• _Directive_: Restate the full set of records exactly, without adding or dropping a word.

## BEGIN Excerpted records

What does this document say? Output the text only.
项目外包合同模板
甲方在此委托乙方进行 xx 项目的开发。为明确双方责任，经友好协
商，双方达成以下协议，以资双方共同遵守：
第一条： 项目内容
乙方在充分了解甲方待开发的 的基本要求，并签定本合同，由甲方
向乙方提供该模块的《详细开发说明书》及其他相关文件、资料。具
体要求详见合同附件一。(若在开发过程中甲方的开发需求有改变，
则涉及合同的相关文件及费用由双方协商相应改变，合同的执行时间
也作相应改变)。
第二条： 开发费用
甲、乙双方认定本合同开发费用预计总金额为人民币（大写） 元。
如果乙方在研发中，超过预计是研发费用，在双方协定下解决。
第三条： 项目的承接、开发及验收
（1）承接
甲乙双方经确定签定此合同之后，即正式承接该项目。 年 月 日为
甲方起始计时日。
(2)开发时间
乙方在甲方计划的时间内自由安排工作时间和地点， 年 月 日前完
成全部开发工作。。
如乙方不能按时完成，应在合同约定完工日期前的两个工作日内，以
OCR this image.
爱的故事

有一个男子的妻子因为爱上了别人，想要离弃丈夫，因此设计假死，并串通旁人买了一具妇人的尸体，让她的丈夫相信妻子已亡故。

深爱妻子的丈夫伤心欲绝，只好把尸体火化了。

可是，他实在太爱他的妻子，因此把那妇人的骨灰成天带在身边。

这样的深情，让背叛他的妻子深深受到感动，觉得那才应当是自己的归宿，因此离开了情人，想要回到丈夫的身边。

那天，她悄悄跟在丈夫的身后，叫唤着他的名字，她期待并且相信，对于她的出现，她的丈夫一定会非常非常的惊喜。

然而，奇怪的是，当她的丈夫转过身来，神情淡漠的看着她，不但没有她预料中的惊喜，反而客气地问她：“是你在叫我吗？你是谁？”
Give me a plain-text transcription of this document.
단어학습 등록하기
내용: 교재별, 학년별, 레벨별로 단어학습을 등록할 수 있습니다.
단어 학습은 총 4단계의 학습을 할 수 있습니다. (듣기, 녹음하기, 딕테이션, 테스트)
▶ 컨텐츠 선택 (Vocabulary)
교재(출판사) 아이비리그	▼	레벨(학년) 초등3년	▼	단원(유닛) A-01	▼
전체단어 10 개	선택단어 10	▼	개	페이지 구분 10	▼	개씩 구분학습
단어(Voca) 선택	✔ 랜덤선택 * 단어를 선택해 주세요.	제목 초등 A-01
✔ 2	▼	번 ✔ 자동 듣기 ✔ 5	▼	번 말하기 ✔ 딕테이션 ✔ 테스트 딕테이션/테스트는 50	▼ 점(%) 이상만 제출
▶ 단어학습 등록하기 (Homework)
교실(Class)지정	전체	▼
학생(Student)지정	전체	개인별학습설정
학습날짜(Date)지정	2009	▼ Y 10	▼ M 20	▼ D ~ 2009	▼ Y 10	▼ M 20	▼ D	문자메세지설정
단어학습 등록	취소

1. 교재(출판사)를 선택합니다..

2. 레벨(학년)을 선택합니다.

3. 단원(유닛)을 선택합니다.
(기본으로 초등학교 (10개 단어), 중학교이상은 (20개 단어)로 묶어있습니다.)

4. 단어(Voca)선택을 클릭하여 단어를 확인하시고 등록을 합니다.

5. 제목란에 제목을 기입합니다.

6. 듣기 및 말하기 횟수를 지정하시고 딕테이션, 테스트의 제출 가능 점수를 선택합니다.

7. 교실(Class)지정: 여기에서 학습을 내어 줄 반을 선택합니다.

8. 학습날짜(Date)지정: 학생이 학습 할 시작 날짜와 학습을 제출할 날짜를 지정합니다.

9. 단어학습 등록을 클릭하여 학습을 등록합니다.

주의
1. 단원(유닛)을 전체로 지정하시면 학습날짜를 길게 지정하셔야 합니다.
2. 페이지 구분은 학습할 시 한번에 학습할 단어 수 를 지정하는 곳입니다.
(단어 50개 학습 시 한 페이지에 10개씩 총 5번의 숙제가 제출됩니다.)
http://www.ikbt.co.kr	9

## END Excerpted records

• _Written solution_:
What does this document say? Output the text only.
项目外包合同模板
甲方在此委托乙方进行 xx 项目的开发。为明确双方责任，经友好协
商，双方达成以下协议，以资双方共同遵守：
第一条： 项目内容
乙方在充分了解甲方待开发的 的基本要求，并签定本合同，由甲方
向乙方提供该模块的《详细开发说明书》及其他相关文件、资料。具
体要求详见合同附件一。(若在开发过程中甲方的开发需求有改变，
则涉及合同的相关文件及费用由双方协商相应改变，合同的执行时间
也作相应改变)。
第二条： 开发费用
甲、乙双方认定本合同开发费用预计总金额为人民币（大写） 元。
如果乙方在研发中，超过预计是研发费用，在双方协定下解决。
第三条： 项目的承接、开发及验收
（1）承接
甲乙双方经确定签定此合同之后，即正式承接该项目。 年 月 日为
甲方起始计时日。
(2)开发时间
乙方在甲方计划的时间内自由安排工作时间和地点， 年 月 日前完
成全部开发工作。。
如乙方不能按时完成，应在合同约定完工日期前的两个工作日内，以
OCR this image.
爱的故事

有一个男子的妻子因为爱上了别人，想要离弃丈夫，因此设计假死，并串通旁人买了一具妇人的尸体，让她的丈夫相信妻子已亡故。

深爱妻子的丈夫伤心欲绝，只好把尸体火化了。

可是，他实在太爱他的妻子，因此把那妇人的骨灰成天带在身边。

这样的深情，让背叛他的妻子深深受到感动，觉得那才应当是自己的归宿，因此离开了情人，想要回到丈夫的身边。

那天，她悄悄跟在丈夫的身后，叫唤着他的名字，她期待并且相信，对于她的出现，她的丈夫一定会非常非常的惊喜。

然而，奇怪的是，当她的丈夫转过身来，神情淡漠的看着她，不但没有她预料中的惊喜，反而客气地问她：“是你在叫我吗？你是谁？”
Give me a plain-text transcription of this document.
단어학습 등록하기
내용: 교재별, 학년별, 레벨별로 단어학습을 등록할 수 있습니다.
단어 학습은 총 4단계의 학습을 할 수 있습니다. (듣기, 녹음하기, 딕테이션, 테스트)
▶ 컨텐츠 선택 (Vocabulary)
교재(출판사) 아이비리그	▼	레벨(학년) 초등3년	▼	단원(유닛) A-01	▼
전체단어 10 개	선택단어 10	▼	개	페이지 구분 10	▼	개씩 구분학습
단어(Voca) 선택	✔ 랜덤선택 * 단어를 선택해 주세요.	제목 초등 A-01
✔ 2	▼	번 ✔ 자동 듣기 ✔ 5	▼	번 말하기 ✔ 딕테이션 ✔ 테스트 딕테이션/테스트는 50	▼ 점(%) 이상만 제출
▶ 단어학습 등록하기 (Homework)
교실(Class)지정	전체	▼
학생(Student)지정	전체	개인별학습설정
학습날짜(Date)지정	2009	▼ Y 10	▼ M 20	▼ D ~ 2009	▼ Y 10	▼ M 20	▼ D	문자메세지설정
단어학습 등록	취소

1. 교재(출판사)를 선택합니다..

2. 레벨(학년)을 선택합니다.

3. 단원(유닛)을 선택합니다.
(기본으로 초등학교 (10개 단어), 중학교이상은 (20개 단어)로 묶어있습니다.)

4. 단어(Voca)선택을 클릭하여 단어를 확인하시고 등록을 합니다.

5. 제목란에 제목을 기입합니다.

6. 듣기 및 말하기 횟수를 지정하시고 딕테이션, 테스트의 제출 가능 점수를 선택합니다.

7. 교실(Class)지정: 여기에서 학습을 내어 줄 반을 선택합니다.

8. 학습날짜(Date)지정: 학생이 학습 할 시작 날짜와 학습을 제출할 날짜를 지정합니다.

9. 단어학습 등록을 클릭하여 학습을 등록합니다.

주의
1. 단원(유닛)을 전체로 지정하시면 학습날짜를 길게 지정하셔야 합니다.
2. 페이지 구분은 학습할 시 한번에 학습할 단어 수 를 지정하는 곳입니다.
(단어 50개 학습 시 한 페이지에 10개씩 총 5번의 숙제가 제출됩니다.)
http://www.ikbt.co.kr	9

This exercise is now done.